Figure collection entries:
Begin

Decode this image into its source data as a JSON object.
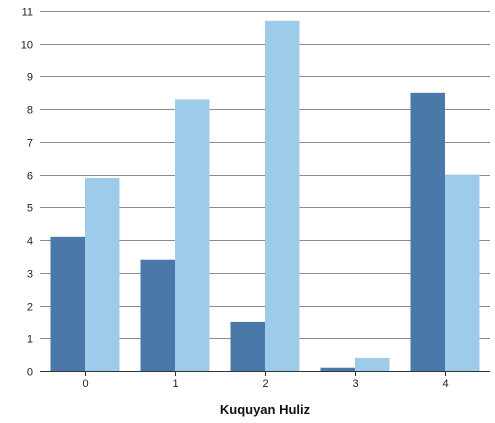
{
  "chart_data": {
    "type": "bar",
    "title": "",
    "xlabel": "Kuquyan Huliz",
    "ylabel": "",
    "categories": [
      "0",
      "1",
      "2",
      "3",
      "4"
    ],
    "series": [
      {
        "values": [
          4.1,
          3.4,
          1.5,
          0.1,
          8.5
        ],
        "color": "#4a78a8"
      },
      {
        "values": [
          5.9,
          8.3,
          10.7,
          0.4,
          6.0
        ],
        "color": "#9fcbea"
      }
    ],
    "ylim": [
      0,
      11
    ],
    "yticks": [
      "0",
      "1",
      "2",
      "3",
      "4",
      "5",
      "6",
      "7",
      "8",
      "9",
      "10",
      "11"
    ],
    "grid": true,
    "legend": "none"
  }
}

End

Given instruction –
What is needed is an exact reproduction of the data, pictures excluded.

Complete response –
Decode this image into its source data as a JSON object.
{
  "chart_data": {
    "type": "bar",
    "title": "",
    "xlabel": "Kuquyan Huliz",
    "ylabel": "",
    "categories": [
      "0",
      "1",
      "2",
      "3",
      "4"
    ],
    "series": [
      {
        "values": [
          4.1,
          3.4,
          1.5,
          0.1,
          8.5
        ],
        "color": "#4a78a8"
      },
      {
        "values": [
          5.9,
          8.3,
          10.7,
          0.4,
          6.0
        ],
        "color": "#9fcbea"
      }
    ],
    "ylim": [
      0,
      11
    ],
    "yticks": [
      "0",
      "1",
      "2",
      "3",
      "4",
      "5",
      "6",
      "7",
      "8",
      "9",
      "10",
      "11"
    ],
    "grid": true,
    "legend": "none"
  }
}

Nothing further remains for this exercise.